Both e- and p-book publishers keep wondering how they can survive in an era when writers can slap their own works on line. The first “must,” as I see it, is to slash costs. But here’s something just as important: Genuinely add value. The better newspapers do this all the time by fact-checking and polishing the work of staffers and freelancers alike; and I like that–the better the fodder for bloggers, either in-house or independent. Alas, many book publishers lag in the fact department. Some even seem to pride themselves on lack of fact-checking, and then they wonder how to justify their existence?

Now here’s an idea going beyond fact-checking; what if book publishers could aid their writers in fact-gathering?

Some technical publishers have been doing this for years by helping authors gain early access to new products about which they’ll be writing. But that’s pathetic compared to what could be done in general trade houses. What if, in signing up with Random House or Simon & Schuster, authors could benefit not only from editing but also from assistance in fact-gathering?
It could happen through software such as dotReader, which will let readers talk back to the book, so to speak–posting opinions for friends, the author, the publisher, or the entire world. Readers could not only leave their opinions but, at least privately, their contact information to aid not only the present author but future authors. Publishers could assemble a database of cooperative experts on specific subjects, some highly arcane.

§ EXPLORE THE MATERIAL
a. Answer these from the passage on book publishers:
(i) What does the writer call the first "must" for publishers?
(ii) What have some technical publishers been doing for years to help their authors?
(iii) What software is named as a way for readers to talk back to the book?
b. Reproduce the stretch of the passage on book publishers from "Both e- and" through "justify their existence?".

§ Page segmentation data
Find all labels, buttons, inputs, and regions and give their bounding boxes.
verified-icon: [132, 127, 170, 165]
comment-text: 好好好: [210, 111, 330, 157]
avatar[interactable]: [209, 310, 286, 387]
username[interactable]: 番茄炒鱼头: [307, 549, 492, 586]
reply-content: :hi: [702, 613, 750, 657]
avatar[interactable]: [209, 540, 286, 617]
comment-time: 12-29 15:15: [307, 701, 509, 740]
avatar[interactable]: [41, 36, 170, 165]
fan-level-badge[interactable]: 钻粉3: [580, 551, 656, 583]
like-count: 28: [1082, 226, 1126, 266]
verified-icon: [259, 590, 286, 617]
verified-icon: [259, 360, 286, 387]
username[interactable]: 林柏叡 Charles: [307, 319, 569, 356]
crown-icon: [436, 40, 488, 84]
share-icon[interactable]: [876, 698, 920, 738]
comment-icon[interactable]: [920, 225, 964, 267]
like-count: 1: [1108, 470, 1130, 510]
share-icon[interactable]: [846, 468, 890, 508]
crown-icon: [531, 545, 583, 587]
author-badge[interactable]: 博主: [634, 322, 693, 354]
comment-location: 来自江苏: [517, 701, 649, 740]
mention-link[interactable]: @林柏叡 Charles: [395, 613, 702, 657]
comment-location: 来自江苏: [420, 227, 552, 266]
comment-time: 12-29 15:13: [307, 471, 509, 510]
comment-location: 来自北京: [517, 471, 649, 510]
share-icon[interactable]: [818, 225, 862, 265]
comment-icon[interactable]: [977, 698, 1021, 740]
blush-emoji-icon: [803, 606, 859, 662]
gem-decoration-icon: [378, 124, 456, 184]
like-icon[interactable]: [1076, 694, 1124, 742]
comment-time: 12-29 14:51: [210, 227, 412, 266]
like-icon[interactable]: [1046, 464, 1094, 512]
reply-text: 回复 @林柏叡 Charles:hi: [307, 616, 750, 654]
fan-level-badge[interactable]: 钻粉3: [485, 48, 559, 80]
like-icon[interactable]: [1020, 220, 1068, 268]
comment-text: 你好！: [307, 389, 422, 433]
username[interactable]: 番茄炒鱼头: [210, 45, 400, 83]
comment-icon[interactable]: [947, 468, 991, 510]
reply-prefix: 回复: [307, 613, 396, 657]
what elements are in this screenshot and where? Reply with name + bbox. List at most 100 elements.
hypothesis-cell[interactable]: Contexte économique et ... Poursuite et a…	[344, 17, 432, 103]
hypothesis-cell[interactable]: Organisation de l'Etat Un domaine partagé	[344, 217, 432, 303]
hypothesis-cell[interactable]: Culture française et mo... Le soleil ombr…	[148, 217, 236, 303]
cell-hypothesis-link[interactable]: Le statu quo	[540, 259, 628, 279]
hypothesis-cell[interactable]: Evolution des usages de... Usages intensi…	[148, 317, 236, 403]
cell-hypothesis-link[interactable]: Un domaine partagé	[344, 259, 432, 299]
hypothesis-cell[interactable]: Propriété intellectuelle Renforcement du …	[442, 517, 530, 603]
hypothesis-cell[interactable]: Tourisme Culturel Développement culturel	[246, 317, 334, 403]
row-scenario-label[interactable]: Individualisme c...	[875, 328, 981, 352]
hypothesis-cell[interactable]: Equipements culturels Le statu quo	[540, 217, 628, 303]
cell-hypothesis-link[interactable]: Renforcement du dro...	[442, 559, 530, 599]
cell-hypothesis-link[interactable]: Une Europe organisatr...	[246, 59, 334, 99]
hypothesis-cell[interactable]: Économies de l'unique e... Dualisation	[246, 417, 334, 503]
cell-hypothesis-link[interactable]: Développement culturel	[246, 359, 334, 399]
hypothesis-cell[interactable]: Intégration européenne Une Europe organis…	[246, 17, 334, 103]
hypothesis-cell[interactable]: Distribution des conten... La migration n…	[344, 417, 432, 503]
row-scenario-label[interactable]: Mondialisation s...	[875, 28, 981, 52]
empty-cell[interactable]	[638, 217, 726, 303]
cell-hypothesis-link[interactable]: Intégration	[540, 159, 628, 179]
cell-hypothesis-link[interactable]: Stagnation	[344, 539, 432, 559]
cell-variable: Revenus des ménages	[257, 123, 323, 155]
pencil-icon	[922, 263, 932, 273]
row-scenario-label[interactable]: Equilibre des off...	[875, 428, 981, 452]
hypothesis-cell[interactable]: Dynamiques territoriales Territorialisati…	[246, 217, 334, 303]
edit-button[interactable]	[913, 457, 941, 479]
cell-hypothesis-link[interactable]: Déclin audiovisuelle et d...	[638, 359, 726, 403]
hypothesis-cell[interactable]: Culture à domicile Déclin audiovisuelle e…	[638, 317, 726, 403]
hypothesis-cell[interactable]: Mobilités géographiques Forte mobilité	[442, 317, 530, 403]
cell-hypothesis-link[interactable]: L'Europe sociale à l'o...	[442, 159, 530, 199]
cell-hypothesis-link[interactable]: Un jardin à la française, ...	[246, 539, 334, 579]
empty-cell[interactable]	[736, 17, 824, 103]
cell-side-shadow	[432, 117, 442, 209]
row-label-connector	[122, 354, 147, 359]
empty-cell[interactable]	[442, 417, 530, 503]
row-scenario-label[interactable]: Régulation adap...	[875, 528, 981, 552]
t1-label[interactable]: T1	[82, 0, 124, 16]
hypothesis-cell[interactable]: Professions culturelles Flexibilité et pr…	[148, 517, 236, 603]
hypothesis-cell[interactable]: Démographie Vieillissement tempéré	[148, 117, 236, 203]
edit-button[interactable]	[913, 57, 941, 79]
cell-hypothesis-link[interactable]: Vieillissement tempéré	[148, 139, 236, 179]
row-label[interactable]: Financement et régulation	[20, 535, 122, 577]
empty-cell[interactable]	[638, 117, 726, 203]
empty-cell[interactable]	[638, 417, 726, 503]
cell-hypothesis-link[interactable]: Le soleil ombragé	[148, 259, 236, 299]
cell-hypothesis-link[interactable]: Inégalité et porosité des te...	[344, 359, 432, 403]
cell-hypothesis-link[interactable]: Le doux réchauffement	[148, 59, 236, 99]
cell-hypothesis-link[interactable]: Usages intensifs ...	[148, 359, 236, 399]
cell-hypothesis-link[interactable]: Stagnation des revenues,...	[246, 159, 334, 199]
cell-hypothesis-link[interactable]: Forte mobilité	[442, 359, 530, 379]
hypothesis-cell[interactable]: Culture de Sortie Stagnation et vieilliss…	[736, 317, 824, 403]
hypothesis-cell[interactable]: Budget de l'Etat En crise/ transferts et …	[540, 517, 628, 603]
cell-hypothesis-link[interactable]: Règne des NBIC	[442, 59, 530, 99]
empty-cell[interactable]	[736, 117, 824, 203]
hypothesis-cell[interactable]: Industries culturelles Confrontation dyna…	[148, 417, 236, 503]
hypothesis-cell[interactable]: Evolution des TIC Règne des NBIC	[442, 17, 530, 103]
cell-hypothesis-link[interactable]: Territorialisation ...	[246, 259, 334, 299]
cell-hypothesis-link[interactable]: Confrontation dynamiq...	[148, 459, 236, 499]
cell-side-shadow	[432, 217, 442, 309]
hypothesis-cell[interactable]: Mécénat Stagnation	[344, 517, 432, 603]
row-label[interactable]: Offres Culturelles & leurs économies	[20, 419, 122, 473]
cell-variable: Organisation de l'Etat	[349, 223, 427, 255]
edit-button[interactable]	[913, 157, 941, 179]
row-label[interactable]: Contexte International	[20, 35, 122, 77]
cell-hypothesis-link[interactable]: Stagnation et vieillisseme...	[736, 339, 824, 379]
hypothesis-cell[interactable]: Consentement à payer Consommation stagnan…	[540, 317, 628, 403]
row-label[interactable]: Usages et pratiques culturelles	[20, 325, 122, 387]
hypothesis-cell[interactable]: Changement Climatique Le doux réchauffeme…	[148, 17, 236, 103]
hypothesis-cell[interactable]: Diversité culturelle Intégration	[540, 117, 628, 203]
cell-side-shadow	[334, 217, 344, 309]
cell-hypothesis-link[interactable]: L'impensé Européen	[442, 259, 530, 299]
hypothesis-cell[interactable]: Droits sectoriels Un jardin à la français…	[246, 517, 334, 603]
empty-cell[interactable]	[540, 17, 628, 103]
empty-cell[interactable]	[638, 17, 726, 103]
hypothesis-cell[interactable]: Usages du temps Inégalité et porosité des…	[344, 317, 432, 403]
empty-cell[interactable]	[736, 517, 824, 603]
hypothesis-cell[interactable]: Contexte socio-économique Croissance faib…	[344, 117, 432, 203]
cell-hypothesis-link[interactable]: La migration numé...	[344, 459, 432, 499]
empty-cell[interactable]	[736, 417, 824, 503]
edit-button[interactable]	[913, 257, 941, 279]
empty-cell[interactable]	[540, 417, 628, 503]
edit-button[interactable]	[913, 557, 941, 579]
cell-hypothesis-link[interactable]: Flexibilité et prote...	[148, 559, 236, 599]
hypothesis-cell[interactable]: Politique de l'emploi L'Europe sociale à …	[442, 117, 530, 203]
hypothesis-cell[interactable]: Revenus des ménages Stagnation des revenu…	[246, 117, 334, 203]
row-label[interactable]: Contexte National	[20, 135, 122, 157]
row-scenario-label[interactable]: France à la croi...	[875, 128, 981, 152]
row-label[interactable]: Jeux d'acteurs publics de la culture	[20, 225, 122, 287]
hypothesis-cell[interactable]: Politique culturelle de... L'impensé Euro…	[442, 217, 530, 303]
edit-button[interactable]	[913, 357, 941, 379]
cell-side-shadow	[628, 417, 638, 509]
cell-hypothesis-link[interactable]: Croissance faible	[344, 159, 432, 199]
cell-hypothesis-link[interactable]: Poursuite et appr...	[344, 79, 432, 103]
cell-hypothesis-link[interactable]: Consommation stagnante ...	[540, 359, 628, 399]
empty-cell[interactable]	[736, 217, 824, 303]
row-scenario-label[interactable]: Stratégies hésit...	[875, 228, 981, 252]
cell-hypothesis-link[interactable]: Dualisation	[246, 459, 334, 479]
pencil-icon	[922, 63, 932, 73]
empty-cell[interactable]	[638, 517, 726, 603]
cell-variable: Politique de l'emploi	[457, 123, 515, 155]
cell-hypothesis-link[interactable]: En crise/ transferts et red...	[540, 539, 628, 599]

§ EXPECTED RESULTS
a.
(i) To slash costs.
(ii) Helping authors gain early access to new products about which they'll be writing.
(iii) dotReader.

b.
Both e- and p-book publishers keep wondering how they can survive in an era when writers can slap their own works on line. The first “must,” as I see it, is to slash costs. But here’s something just as important: Genuinely add value. The better newspapers do this all the time by fact-checking and polishing the work of staffers and freelancers alike; and I like that–the better the fodder for bloggers, either in-house or independent. Alas, many book publishers lag in the fact department. Some even seem to pride themselves on lack of fact-checking, and then they wonder how to justify their existence?